> [TASK INSTRUCTIONS]: In the records below, pick out all lines containing the word "Opinion".

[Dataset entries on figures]
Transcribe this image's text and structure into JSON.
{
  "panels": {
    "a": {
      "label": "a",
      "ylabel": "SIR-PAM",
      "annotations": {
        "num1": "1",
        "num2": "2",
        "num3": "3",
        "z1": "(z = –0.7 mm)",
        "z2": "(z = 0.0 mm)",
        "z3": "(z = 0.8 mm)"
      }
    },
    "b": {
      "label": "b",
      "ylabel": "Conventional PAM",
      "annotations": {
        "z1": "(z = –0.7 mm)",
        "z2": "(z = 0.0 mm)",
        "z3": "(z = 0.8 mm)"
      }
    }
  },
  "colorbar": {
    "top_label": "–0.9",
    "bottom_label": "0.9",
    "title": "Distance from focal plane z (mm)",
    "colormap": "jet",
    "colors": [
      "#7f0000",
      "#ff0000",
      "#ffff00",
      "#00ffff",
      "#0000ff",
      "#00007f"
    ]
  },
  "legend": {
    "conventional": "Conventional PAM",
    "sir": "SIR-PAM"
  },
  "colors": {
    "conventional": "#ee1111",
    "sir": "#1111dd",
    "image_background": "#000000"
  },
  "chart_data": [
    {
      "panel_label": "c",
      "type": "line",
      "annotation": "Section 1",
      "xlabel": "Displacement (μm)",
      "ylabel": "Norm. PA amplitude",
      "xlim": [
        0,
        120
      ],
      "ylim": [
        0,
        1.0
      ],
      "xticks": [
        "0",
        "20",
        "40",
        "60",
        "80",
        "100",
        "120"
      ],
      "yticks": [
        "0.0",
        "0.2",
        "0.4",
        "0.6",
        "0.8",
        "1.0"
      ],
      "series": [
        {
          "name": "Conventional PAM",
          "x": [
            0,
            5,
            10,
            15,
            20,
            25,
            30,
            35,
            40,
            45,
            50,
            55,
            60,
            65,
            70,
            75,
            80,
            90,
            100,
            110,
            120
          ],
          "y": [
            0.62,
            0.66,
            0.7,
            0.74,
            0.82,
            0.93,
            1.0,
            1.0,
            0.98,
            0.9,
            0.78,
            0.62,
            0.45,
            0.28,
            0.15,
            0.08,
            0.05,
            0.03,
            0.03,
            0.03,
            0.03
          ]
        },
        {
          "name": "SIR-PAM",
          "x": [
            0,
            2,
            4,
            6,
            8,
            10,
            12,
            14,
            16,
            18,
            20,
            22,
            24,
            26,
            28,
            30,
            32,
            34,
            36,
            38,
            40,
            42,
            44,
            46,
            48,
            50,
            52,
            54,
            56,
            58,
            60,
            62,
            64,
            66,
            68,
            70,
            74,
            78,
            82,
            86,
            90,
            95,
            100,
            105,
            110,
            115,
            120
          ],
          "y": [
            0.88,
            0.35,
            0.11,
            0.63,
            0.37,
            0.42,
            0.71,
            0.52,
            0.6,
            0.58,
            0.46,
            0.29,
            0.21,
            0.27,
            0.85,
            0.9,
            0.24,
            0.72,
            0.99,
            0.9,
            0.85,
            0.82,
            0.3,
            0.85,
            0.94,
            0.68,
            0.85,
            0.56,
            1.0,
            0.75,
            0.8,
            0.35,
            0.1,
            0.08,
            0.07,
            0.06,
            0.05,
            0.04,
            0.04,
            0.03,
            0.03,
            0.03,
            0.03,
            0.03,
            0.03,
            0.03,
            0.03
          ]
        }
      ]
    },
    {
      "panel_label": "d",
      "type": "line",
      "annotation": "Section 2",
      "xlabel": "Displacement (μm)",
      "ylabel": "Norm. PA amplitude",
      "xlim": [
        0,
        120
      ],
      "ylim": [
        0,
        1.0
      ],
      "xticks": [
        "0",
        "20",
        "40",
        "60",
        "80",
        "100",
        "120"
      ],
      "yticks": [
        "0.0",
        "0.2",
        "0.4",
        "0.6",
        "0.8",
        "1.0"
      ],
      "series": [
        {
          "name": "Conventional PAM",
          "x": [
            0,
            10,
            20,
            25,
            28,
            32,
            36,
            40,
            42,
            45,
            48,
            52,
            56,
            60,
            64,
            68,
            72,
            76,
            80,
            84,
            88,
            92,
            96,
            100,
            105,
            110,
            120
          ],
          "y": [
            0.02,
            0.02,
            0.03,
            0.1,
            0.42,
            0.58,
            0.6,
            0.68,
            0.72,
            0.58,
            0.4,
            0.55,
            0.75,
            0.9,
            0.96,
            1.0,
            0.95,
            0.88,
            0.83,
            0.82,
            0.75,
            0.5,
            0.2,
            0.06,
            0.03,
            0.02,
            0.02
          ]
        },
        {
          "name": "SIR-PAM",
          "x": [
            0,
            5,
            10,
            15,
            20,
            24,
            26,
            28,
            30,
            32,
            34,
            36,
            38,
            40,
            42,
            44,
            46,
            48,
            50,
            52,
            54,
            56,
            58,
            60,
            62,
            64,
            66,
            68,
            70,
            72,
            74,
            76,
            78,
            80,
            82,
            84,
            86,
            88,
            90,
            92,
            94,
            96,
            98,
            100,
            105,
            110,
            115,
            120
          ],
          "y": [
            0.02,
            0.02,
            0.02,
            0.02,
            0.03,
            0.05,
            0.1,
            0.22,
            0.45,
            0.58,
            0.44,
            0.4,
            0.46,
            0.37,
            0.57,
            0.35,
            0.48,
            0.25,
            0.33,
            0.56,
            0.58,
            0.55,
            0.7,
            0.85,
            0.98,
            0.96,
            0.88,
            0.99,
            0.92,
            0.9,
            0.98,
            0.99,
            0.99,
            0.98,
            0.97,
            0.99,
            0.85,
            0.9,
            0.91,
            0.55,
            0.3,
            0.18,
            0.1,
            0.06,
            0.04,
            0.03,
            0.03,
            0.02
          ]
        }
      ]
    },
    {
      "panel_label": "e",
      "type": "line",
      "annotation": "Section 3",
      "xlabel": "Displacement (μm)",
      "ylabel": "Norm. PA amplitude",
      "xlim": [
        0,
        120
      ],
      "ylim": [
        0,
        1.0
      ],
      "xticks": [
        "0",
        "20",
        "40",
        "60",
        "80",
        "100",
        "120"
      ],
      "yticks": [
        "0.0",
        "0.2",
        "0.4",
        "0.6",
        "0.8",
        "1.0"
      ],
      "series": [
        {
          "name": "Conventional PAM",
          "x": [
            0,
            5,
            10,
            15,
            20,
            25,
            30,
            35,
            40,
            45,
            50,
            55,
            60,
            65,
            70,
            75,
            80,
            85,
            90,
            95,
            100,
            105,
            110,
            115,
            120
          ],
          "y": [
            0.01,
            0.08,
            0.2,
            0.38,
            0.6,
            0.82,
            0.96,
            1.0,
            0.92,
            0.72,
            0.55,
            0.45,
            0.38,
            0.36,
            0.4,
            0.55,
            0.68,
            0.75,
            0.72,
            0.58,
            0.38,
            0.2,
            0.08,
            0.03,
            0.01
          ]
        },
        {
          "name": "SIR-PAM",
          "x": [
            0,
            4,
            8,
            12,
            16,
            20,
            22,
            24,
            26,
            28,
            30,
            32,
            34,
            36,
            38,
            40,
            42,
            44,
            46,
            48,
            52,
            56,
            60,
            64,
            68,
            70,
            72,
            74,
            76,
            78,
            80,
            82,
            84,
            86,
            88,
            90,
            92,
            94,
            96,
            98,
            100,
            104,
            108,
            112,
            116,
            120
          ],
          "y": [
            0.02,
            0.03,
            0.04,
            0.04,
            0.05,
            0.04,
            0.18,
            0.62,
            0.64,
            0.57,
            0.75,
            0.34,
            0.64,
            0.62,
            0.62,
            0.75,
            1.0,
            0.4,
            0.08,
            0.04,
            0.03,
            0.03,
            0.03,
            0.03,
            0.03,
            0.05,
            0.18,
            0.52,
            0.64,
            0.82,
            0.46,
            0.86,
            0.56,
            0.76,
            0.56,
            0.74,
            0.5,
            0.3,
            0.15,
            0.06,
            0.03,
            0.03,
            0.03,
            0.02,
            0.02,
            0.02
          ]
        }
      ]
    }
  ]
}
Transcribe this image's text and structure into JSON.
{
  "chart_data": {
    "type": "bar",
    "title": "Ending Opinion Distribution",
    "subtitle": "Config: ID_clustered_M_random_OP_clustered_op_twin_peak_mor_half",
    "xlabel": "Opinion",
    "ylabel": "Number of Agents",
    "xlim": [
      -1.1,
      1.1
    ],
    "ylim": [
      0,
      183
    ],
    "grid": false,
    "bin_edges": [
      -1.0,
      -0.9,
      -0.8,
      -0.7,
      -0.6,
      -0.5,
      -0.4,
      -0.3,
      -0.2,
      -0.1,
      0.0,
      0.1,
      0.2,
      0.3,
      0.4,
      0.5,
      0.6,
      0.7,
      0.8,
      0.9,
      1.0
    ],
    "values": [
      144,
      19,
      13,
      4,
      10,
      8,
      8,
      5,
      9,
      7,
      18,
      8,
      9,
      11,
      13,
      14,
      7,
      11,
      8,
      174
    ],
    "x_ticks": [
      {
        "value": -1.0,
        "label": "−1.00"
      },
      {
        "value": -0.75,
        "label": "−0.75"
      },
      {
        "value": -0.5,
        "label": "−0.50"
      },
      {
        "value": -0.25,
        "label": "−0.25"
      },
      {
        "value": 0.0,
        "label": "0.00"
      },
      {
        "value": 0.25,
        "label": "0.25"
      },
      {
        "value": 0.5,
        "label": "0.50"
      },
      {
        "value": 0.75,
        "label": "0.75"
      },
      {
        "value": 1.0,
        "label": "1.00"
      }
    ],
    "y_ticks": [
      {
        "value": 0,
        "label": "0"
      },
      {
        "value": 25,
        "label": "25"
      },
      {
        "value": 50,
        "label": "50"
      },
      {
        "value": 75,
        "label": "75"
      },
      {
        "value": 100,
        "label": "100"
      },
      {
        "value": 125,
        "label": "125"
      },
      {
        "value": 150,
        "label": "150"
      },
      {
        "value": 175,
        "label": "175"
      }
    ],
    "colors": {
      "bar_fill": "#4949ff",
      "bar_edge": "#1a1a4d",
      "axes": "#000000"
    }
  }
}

> [ANSWER TO THE PROBLEM]:
    "title": "Ending Opinion Distribution",
    "xlabel": "Opinion",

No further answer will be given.